> **SET EXERCISE**
Look over the lines below. Report each one that includes the string "CRBN".

> **INPUT MATERIAL**

========================================

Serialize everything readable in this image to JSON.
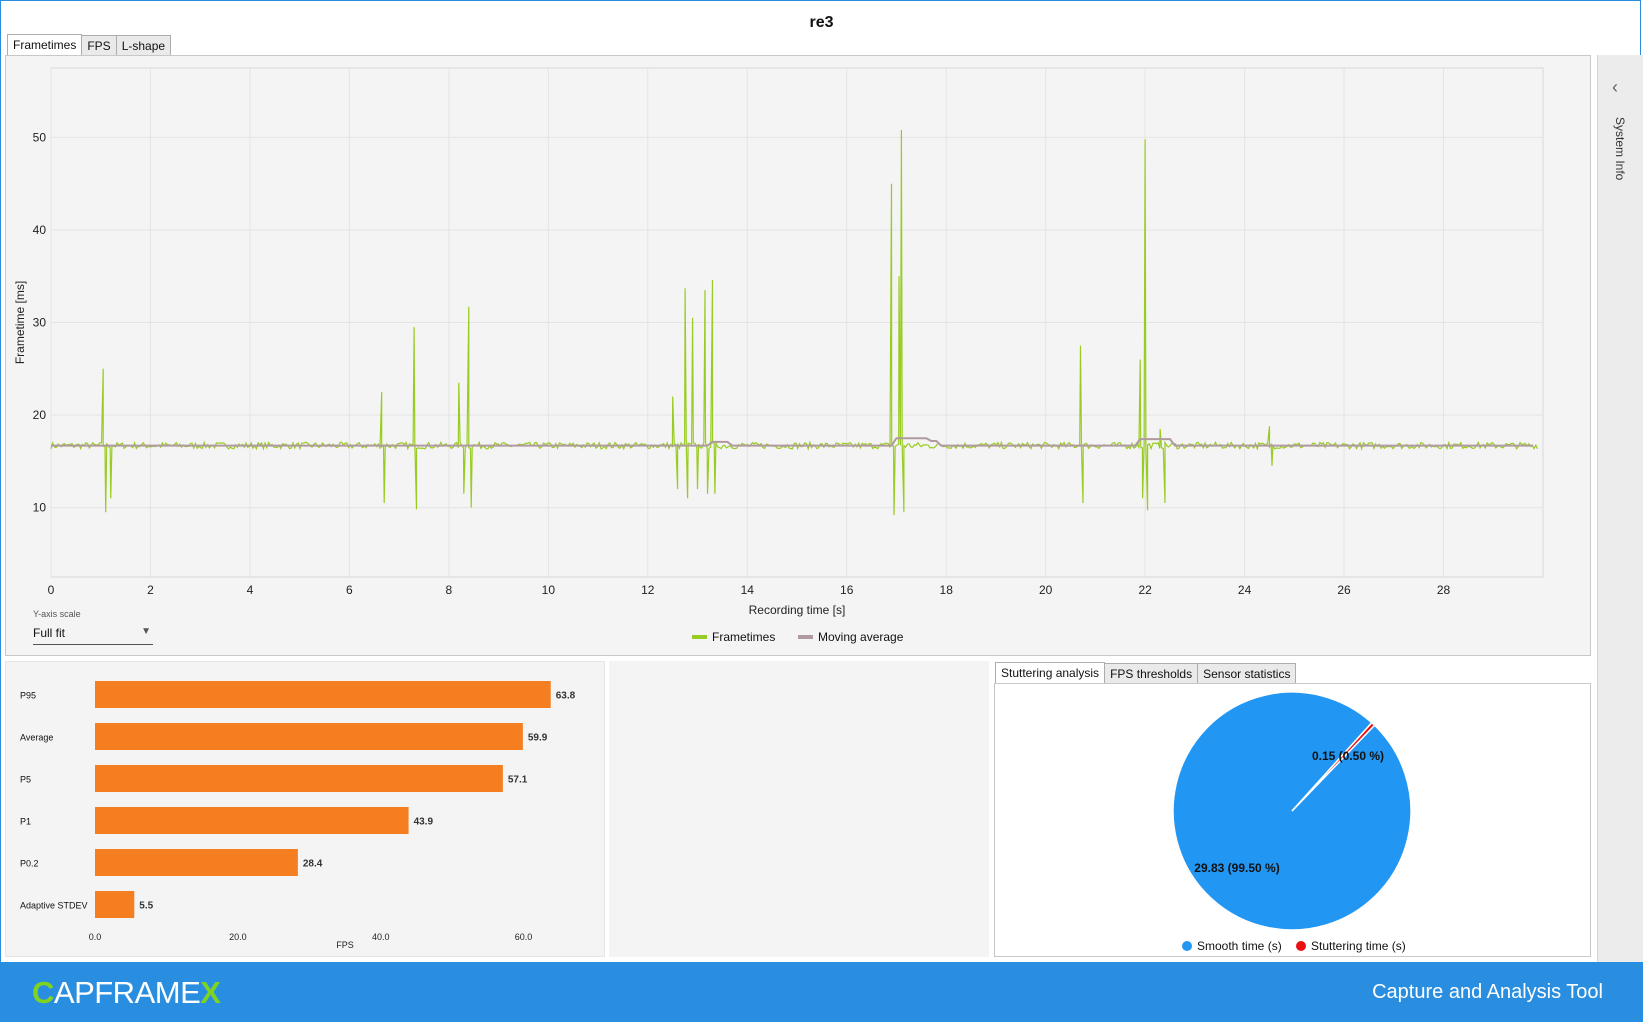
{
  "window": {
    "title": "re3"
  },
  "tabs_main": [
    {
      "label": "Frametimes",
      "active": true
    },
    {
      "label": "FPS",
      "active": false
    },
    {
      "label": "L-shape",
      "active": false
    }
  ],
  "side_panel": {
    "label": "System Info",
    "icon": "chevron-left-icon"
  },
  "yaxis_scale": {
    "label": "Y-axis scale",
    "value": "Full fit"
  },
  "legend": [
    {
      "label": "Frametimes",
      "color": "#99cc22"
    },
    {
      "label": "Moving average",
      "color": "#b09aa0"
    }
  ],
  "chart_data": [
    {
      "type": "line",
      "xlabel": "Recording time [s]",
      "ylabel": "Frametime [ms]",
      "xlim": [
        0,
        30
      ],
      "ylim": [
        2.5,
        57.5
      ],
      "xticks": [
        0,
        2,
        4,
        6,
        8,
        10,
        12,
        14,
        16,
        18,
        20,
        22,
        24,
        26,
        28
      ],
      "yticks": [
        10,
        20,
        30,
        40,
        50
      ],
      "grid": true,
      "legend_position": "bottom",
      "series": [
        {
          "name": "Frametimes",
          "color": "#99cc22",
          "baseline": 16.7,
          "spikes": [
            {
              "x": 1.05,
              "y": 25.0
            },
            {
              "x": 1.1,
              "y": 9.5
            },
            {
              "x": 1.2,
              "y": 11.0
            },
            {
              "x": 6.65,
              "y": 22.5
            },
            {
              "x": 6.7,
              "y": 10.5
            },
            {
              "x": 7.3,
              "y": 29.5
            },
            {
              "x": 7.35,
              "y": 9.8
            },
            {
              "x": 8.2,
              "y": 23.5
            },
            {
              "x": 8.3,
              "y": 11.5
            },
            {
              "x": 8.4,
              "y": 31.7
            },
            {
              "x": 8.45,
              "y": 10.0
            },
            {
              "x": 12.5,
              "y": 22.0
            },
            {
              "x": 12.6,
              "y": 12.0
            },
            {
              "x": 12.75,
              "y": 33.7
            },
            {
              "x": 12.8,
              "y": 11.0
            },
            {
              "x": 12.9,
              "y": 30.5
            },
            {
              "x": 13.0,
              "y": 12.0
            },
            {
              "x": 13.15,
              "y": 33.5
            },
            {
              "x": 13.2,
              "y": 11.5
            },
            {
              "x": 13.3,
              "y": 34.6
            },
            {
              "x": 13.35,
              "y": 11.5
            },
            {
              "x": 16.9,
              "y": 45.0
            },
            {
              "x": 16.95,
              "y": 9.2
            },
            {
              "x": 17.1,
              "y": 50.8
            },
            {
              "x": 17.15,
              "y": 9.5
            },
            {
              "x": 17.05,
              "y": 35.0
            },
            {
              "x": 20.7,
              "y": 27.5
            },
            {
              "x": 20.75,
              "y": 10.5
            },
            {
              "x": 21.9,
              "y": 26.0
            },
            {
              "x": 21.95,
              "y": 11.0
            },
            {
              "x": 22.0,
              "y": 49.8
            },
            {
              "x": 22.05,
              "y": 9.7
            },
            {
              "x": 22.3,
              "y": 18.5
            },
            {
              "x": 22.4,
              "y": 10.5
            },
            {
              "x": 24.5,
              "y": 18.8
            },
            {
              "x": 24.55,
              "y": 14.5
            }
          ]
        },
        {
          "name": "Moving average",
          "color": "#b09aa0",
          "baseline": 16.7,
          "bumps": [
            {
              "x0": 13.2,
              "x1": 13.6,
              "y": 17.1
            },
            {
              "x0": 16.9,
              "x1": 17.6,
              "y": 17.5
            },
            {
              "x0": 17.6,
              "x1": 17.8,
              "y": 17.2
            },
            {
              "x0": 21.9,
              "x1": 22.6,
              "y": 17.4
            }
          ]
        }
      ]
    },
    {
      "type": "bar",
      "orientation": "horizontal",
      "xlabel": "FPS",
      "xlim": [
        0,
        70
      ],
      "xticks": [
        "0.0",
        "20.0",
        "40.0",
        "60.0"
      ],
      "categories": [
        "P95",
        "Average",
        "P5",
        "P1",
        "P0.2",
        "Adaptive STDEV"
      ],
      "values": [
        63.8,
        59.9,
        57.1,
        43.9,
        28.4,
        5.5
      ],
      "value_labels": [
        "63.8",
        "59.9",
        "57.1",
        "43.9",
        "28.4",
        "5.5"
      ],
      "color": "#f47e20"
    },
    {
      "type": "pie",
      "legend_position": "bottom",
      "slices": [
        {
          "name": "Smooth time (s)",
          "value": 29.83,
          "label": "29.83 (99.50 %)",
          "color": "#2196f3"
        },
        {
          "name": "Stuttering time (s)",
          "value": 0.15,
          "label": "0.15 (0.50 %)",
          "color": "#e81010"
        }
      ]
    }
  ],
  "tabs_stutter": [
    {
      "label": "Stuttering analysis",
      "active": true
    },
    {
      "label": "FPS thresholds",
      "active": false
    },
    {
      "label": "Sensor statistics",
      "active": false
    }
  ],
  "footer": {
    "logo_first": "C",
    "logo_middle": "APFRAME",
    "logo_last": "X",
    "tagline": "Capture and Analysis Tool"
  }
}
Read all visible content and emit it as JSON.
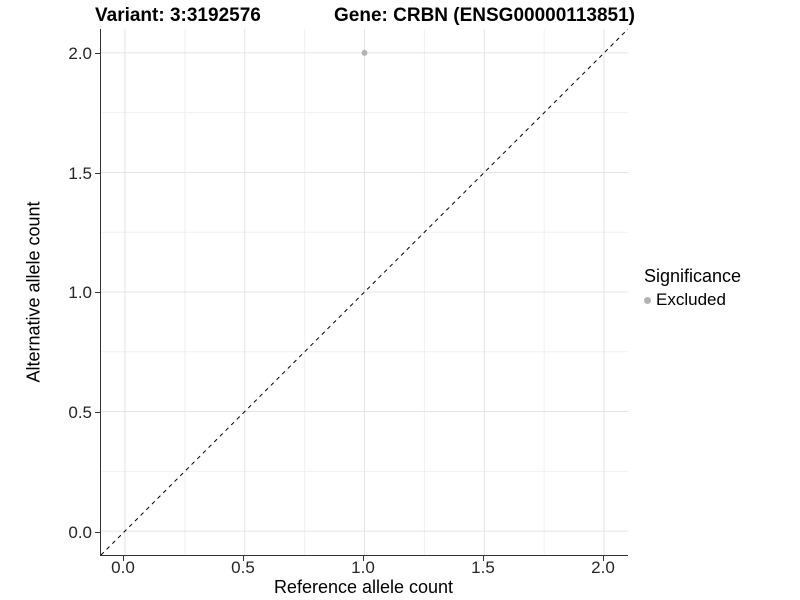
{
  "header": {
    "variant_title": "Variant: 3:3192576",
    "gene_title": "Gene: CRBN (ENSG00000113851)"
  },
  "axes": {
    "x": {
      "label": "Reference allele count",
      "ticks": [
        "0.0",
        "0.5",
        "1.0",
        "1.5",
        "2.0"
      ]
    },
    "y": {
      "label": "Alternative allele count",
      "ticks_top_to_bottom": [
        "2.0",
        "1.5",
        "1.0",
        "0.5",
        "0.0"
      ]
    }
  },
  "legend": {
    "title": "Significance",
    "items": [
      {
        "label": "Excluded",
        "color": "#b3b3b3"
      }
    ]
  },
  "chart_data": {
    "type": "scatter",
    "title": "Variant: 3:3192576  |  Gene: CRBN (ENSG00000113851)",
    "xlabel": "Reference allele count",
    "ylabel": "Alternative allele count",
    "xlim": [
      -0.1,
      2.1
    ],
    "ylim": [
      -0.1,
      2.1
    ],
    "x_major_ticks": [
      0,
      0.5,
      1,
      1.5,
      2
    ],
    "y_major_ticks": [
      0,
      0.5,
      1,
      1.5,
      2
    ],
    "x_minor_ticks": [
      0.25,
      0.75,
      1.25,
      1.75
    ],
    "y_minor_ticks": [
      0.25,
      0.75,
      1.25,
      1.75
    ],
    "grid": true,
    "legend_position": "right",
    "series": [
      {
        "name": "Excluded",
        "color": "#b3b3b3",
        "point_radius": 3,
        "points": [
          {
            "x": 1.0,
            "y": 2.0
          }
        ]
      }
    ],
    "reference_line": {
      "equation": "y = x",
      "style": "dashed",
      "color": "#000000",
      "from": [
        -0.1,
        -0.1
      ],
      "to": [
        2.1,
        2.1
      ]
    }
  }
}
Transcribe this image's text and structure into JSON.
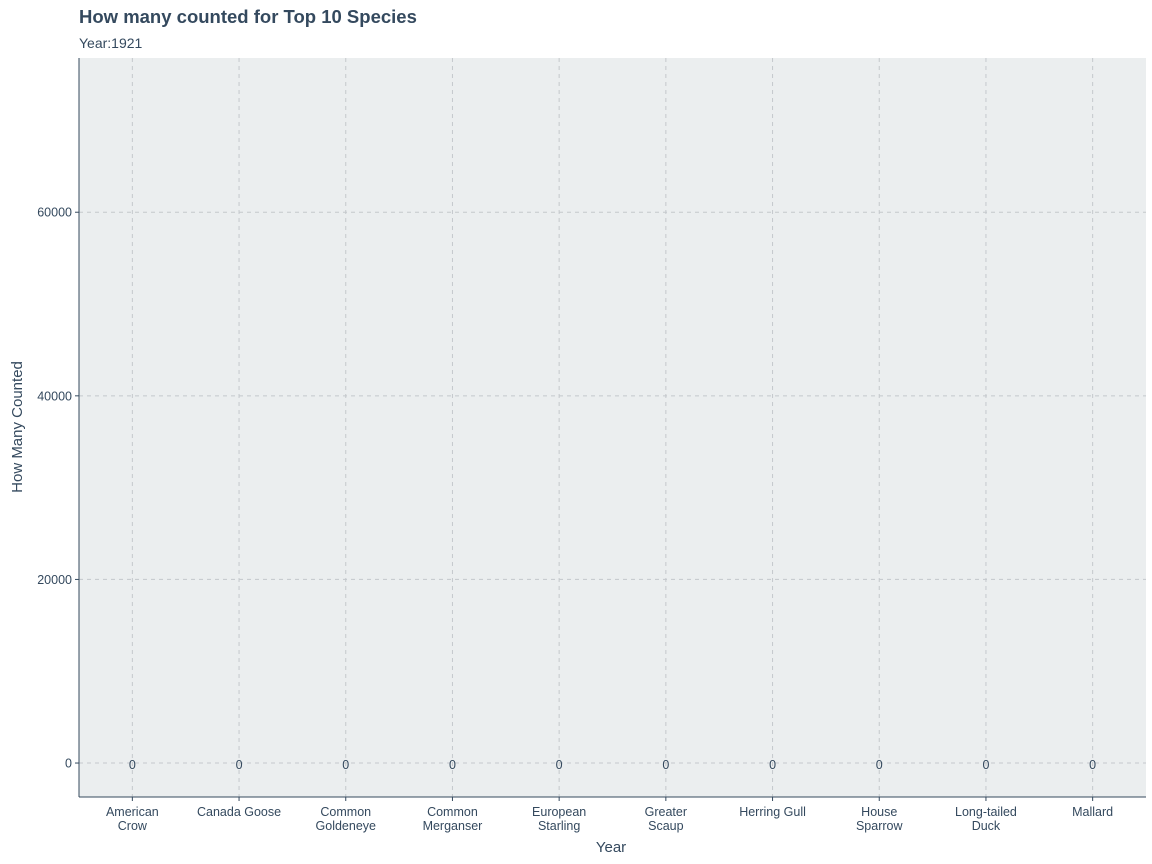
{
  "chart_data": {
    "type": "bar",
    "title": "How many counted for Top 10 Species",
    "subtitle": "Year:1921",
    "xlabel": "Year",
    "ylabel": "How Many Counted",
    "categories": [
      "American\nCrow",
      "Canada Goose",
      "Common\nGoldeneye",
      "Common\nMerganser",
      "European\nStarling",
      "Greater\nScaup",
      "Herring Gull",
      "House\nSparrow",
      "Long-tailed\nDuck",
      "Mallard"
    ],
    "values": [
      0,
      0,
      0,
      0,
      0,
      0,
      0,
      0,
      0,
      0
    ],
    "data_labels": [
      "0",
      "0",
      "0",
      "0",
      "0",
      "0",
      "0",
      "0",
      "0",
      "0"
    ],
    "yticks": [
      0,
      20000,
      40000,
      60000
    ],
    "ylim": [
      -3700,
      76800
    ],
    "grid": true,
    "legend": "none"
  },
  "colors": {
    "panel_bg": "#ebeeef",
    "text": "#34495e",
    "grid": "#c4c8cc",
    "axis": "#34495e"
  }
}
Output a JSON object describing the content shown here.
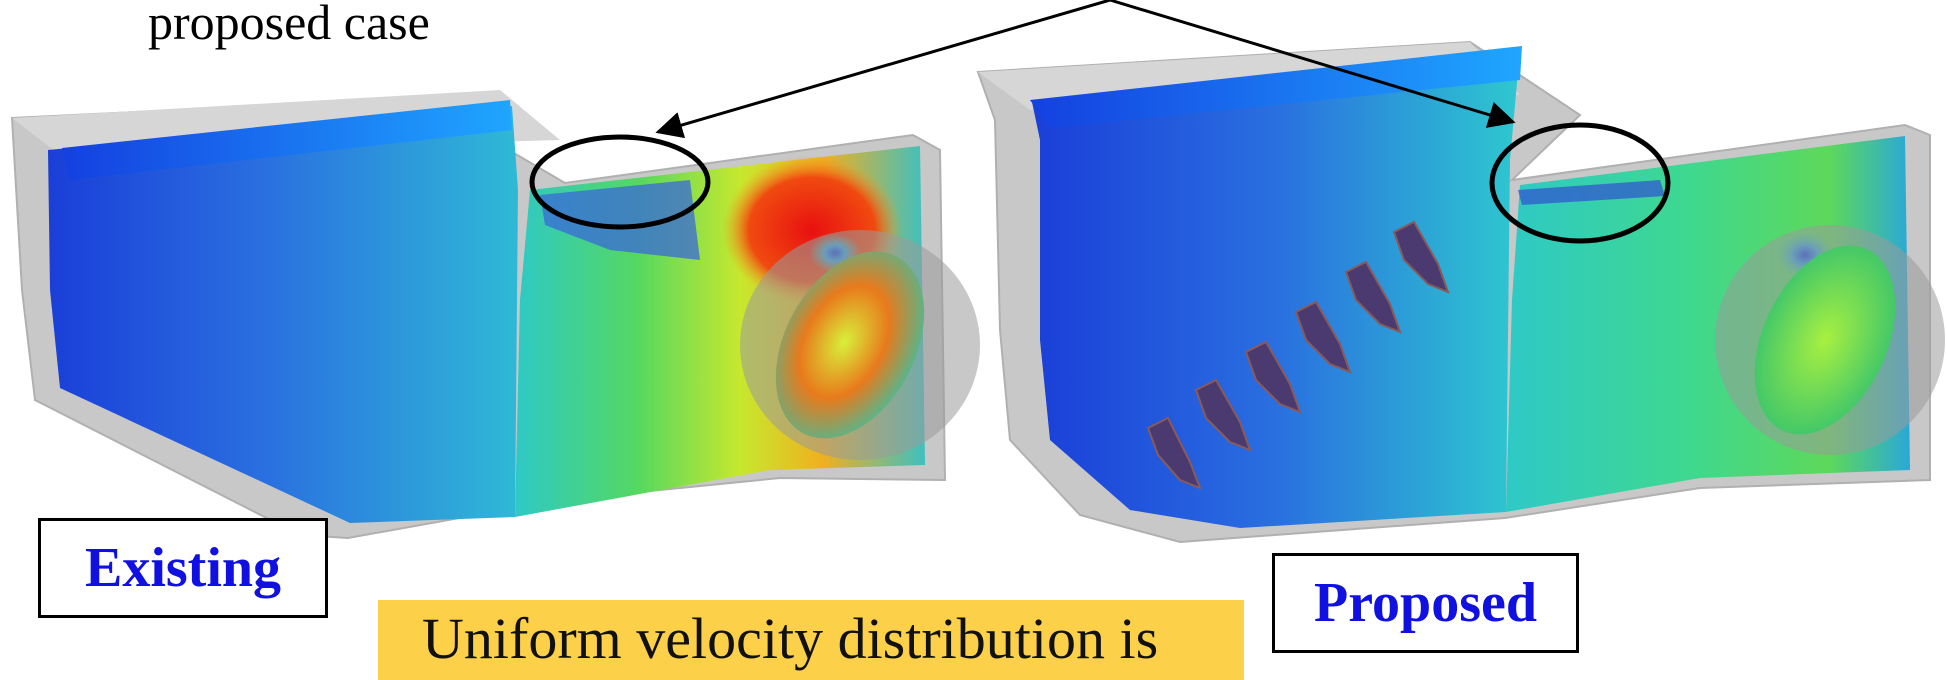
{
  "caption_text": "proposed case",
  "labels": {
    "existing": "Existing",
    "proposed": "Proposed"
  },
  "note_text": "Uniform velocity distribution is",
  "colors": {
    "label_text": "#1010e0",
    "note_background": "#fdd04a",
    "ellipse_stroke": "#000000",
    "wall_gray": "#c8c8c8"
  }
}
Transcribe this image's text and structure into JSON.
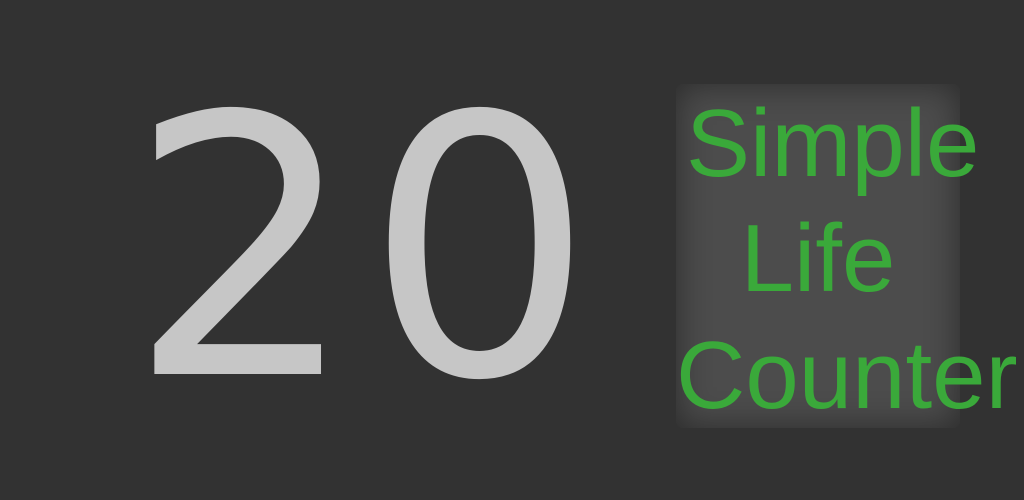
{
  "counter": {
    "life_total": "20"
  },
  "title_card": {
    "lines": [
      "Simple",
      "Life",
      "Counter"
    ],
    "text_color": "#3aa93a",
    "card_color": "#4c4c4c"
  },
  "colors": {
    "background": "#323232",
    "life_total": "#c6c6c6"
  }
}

========================================

> **CORRECT RESPONSE**
    "gene_title": "Gene: CRBN (ENSG00000113851)"
    "title": "Variant: 3:3192576  |  Gene: CRBN (ENSG00000113851)",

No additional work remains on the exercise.